GIVEN INSTRUCTION
Would you copy only the lines below, beginning with the one that contains "Read out every word on this page." and running through the last entry line?
━━━
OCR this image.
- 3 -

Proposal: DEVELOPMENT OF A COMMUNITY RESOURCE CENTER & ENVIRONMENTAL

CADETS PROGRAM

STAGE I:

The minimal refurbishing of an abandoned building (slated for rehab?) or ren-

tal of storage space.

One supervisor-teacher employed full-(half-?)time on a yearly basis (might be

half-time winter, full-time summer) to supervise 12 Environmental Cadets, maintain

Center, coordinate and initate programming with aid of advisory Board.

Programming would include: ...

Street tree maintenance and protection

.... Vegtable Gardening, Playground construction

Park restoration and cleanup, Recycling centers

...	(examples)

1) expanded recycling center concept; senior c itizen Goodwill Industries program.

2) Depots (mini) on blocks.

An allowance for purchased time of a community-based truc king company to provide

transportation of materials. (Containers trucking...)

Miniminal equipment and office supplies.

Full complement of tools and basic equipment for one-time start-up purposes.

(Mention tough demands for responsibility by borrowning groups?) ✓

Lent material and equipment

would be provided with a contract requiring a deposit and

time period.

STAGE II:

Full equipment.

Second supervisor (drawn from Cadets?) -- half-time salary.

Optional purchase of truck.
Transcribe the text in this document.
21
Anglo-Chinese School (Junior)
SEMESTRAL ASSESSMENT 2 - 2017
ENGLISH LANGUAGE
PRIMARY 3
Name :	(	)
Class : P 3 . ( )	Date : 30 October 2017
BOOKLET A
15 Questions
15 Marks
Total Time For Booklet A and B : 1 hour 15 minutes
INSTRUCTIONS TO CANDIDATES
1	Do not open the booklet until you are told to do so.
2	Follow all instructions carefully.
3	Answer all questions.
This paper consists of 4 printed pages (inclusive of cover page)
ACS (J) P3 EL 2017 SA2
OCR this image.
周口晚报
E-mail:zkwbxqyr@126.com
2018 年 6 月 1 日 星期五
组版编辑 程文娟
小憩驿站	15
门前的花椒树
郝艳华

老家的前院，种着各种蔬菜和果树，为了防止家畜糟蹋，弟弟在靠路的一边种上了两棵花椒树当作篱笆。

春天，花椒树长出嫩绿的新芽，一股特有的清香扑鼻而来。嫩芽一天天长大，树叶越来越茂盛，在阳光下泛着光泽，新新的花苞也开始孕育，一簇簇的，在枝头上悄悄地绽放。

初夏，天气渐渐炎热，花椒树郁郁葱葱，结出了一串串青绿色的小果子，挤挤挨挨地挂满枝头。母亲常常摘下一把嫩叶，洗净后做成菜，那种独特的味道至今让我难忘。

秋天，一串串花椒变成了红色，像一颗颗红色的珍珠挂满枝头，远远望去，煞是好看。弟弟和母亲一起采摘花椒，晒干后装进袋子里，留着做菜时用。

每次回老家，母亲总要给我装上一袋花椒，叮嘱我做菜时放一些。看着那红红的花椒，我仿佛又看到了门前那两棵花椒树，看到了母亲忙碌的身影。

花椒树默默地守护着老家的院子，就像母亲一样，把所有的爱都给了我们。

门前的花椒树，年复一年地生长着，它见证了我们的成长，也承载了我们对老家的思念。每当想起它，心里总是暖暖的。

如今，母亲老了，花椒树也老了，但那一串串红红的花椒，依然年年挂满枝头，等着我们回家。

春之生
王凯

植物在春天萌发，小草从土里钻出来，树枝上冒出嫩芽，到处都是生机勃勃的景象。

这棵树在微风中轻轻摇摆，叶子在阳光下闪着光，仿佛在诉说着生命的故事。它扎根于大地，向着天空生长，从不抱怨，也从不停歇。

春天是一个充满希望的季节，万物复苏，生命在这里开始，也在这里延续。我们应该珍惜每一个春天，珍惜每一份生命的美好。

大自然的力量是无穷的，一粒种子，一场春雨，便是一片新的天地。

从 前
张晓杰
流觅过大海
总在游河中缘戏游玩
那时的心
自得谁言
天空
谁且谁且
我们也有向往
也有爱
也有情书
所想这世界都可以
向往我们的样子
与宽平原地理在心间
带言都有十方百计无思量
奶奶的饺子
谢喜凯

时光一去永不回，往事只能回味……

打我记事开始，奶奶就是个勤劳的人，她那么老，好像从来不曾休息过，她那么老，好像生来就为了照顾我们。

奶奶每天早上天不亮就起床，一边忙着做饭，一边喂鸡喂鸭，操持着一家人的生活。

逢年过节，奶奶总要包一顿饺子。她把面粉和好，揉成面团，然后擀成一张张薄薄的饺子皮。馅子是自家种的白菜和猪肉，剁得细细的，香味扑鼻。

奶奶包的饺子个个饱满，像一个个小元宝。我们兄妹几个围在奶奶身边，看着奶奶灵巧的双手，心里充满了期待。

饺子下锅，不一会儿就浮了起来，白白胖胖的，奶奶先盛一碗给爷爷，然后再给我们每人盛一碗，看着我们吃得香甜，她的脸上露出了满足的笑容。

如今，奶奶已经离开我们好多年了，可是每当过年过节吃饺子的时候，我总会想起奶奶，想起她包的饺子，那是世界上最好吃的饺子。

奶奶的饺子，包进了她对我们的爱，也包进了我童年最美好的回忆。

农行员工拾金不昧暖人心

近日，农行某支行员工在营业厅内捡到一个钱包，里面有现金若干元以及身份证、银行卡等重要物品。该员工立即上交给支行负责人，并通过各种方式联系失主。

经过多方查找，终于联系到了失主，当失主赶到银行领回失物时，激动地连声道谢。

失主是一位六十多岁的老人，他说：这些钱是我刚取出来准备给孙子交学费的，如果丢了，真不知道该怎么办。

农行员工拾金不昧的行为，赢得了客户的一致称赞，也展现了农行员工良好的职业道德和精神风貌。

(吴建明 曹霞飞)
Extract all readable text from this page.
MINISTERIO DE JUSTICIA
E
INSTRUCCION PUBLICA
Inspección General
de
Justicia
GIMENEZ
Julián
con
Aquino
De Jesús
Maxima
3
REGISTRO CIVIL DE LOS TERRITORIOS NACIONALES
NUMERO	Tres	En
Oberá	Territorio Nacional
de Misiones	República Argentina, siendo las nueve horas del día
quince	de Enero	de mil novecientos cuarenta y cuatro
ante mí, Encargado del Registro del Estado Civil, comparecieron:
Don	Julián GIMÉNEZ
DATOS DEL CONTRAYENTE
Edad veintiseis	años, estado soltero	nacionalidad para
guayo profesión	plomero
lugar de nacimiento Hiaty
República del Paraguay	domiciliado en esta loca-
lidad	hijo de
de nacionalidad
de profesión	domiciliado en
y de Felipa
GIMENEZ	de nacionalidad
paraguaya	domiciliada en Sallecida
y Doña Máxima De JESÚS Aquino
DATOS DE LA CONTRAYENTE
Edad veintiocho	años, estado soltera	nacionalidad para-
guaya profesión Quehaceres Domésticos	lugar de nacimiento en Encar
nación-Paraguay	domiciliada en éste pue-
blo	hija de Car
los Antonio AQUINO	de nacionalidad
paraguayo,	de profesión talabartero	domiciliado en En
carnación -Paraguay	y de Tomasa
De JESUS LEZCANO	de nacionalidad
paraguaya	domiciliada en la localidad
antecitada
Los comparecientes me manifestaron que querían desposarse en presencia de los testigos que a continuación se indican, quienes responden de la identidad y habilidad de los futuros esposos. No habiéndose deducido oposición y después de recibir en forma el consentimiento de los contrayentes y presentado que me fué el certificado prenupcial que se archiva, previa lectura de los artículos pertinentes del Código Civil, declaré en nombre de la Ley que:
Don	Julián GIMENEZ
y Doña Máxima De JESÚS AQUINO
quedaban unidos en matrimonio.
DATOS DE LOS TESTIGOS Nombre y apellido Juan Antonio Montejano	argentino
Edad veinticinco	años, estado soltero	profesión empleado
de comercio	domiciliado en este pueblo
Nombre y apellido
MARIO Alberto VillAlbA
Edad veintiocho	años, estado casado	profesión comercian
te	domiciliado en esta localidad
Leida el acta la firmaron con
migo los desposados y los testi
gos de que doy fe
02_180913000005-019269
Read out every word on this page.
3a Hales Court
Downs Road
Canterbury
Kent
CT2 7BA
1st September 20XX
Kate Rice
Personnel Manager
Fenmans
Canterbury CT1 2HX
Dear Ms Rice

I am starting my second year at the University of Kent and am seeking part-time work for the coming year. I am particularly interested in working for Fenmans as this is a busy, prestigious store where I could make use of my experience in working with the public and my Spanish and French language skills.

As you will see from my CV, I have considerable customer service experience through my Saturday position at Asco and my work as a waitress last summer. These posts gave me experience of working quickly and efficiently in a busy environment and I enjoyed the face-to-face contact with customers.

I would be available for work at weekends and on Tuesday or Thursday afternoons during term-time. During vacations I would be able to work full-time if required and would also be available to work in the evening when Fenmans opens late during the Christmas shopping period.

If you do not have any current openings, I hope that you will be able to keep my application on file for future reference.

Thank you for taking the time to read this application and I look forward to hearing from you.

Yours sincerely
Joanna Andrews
━━━
FINAL ANSWER
Read out every word on this page.
3a Hales Court
Downs Road
Canterbury
Kent
CT2 7BA
1st September 20XX
Kate Rice
Personnel Manager
Fenmans
Canterbury CT1 2HX
Dear Ms Rice

I am starting my second year at the University of Kent and am seeking part-time work for the coming year. I am particularly interested in working for Fenmans as this is a busy, prestigious store where I could make use of my experience in working with the public and my Spanish and French language skills.

As you will see from my CV, I have considerable customer service experience through my Saturday position at Asco and my work as a waitress last summer. These posts gave me experience of working quickly and efficiently in a busy environment and I enjoyed the face-to-face contact with customers.

I would be available for work at weekends and on Tuesday or Thursday afternoons during term-time. During vacations I would be able to work full-time if required and would also be available to work in the evening when Fenmans opens late during the Christmas shopping period.

If you do not have any current openings, I hope that you will be able to keep my application on file for future reference.

Thank you for taking the time to read this application and I look forward to hearing from you.

Yours sincerely
Joanna Andrews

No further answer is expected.